Material provided >>
━━━━━━━━━━
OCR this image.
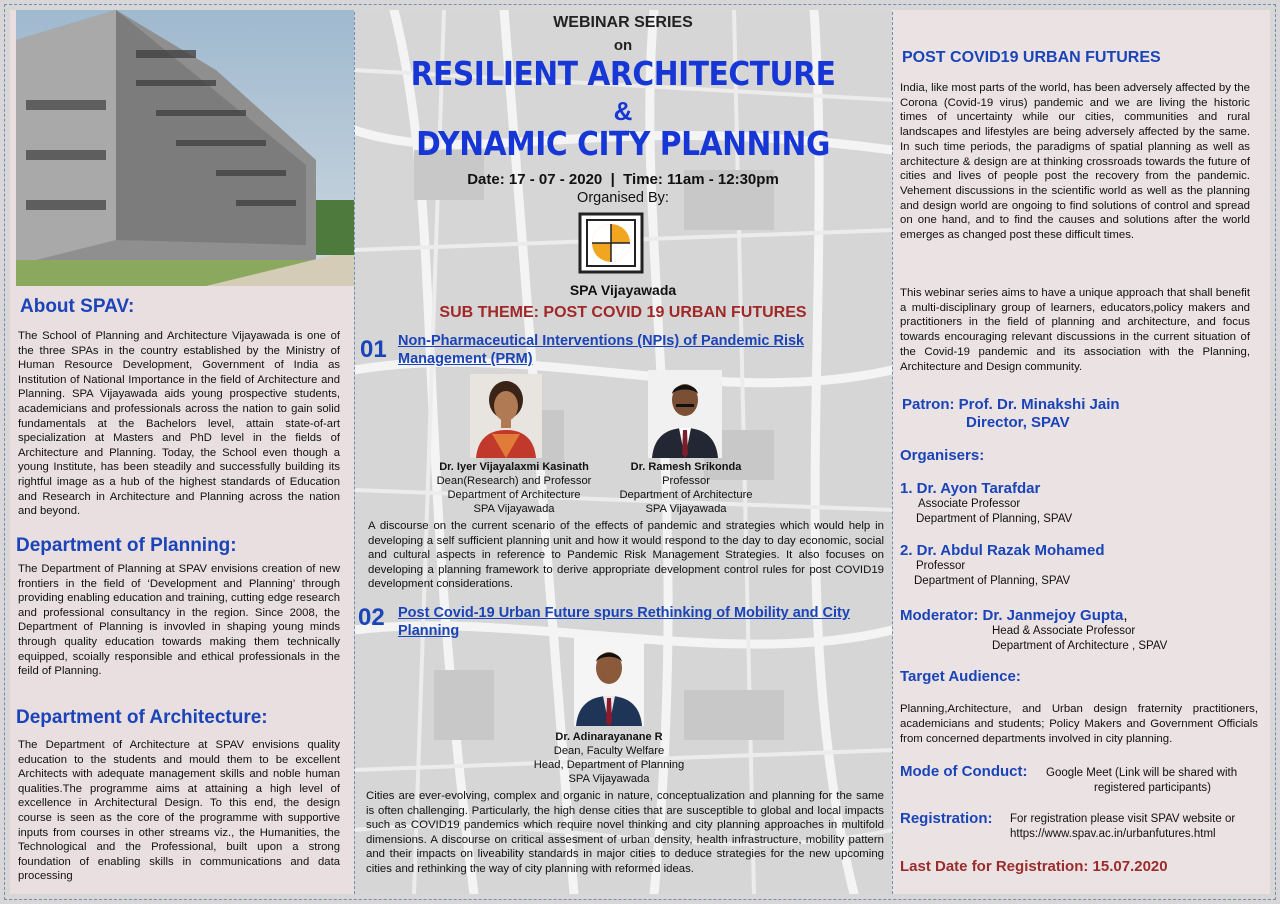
About SPAV:
The School of Planning and Architecture Vijayawada is one of the three SPAs in the country established by the Ministry of Human Resource Development, Government of India as Institution of National Importance in the field of Architecture and Planning. SPA Vijayawada aids young prospective students, academicians and professionals across the nation to gain solid fundamentals at the Bachelors level, attain state-of-art specialization at Masters and PhD level in the fields of Architecture and Planning. Today, the School even though a young Institute, has been steadily and successfully building its rightful image as a hub of the highest standards of Education and Research in Architecture and Planning across the nation and beyond.
Department of Planning:
The Department of Planning at SPAV envisions creation of new frontiers in the field of ‘Development and Planning’ through providing enabling education and training, cutting edge research and professional consultancy in the region. Since 2008, the Department of Planning is invovled in shaping young minds through quality education towards making them technically equipped, scoially responsible and ethical professionals in the feild of Planning.
Department of Architecture:
The Department of Architecture at SPAV envisions quality education to the students and mould them to be excellent Architects with adequate management skills and noble human qualities.The programme aims at attaining a high level of excellence in Architectural Design. To this end, the design course is seen as the core of the programme with supportive inputs from courses in other streams viz., the Humanities, the Technological and the Professional, built upon a strong foundation of enabling skills in communications and data processing
WEBINAR SERIES
on
RESILIENT ARCHITECTURE
&
DYNAMIC CITY PLANNING
Date: 17 - 07 - 2020  |  Time: 11am - 12:30pm
Organised By:
SPA Vijayawada
SUB THEME: POST COVID 19 URBAN FUTURES
01 Non-Pharmaceutical Interventions (NPIs) of Pandemic Risk Management (PRM)
Dr. Iyer Vijayalaxmi Kasinath
Dean(Research) and Professor
Department of Architecture
SPA Vijayawada
Dr. Ramesh Srikonda
Professor
Department of Architecture
SPA Vijayawada
A discourse on the current scenario of the effects of pandemic and strategies which would help in developing a self sufficient planning unit and how it would respond to the day to day economic, social and cultural aspects in reference to Pandemic Risk Management Strategies. It also focuses on developing a planning framework to derive appropriate development control rules for post COVID19 development considerations.
02 Post Covid-19 Urban Future spurs Rethinking of Mobility and City Planning
Dr. Adinarayanane R
Dean, Faculty Welfare
Head, Department of Planning
SPA Vijayawada
Cities are ever-evolving, complex and organic in nature, conceptualization and planning for the same is often challenging. Particularly, the high dense cities that are susceptible to global and local impacts such as COVID19 pandemics which require novel thinking and city planning approaches in multifold dimensions. A discourse on critical assesment of urban density, health infrastructure, mobility pattern and their impacts on liveability standards in major cities to deduce strategies for the new upcoming cities and rethinking the way of city planning with reformed ideas.
POST COVID19 URBAN FUTURES
India, like most parts of the world, has been adversely affected by the Corona (Covid-19 virus) pandemic and we are living the historic times of uncertainty while our cities, communities and rural landscapes and lifestyles are being adversely affected by the same. In such time periods, the paradigms of spatial planning as well as architecture & design are at thinking crossroads towards the future of cities and lives of people post the recovery from the pandemic. Vehement discussions in the scientific world as well as the planning and design world are ongoing to find solutions of control and spread on one hand, and to find the causes and solutions after the world emerges as changed post these difficult times.
This webinar series aims to have a unique approach that shall benefit a multi-disciplinary group of learners, educators,policy makers and practitioners in the field of planning and architecture, and focus towards encouraging relevant discussions in the current situation of the Covid-19 pandemic and its association with the Planning, Architecture and Design community.
Patron: Prof. Dr. Minakshi Jain
Director, SPAV
Organisers:
1. Dr. Ayon Tarafdar
Associate Professor
Department of Planning, SPAV
2. Dr. Abdul Razak Mohamed
Professor
Department of Planning, SPAV
Moderator: Dr. Janmejoy Gupta,
Head & Associate Professor
Department of Architecture , SPAV
Target Audience:
Planning,Architecture, and Urban design fraternity practitioners, academicians and students; Policy Makers and Government Officials from concerned departments involved in city planning.
Mode of Conduct: Google Meet (Link will be shared with
registered participants)
Registration: For registration please visit SPAV website or
https://www.spav.ac.in/urbanfutures.html
Last Date for Registration: 15.07.2020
━━━━━━━━━━
Task to carry out >> Your answer should be each line of the data that contains the word "practitioners", copied as it stands.

Exercise result >>
This webinar series aims to have a unique approach that shall benefit a multi-disciplinary group of learners, educators,policy makers and practitioners in the field of planning and architecture, and focus towards encouraging relevant discussions in the current situation of the Covid-19 pandemic and its association with the Planning, Architecture and Design community.
Planning,Architecture, and Urban design fraternity practitioners, academicians and students; Policy Makers and Government Officials from concerned departments involved in city planning.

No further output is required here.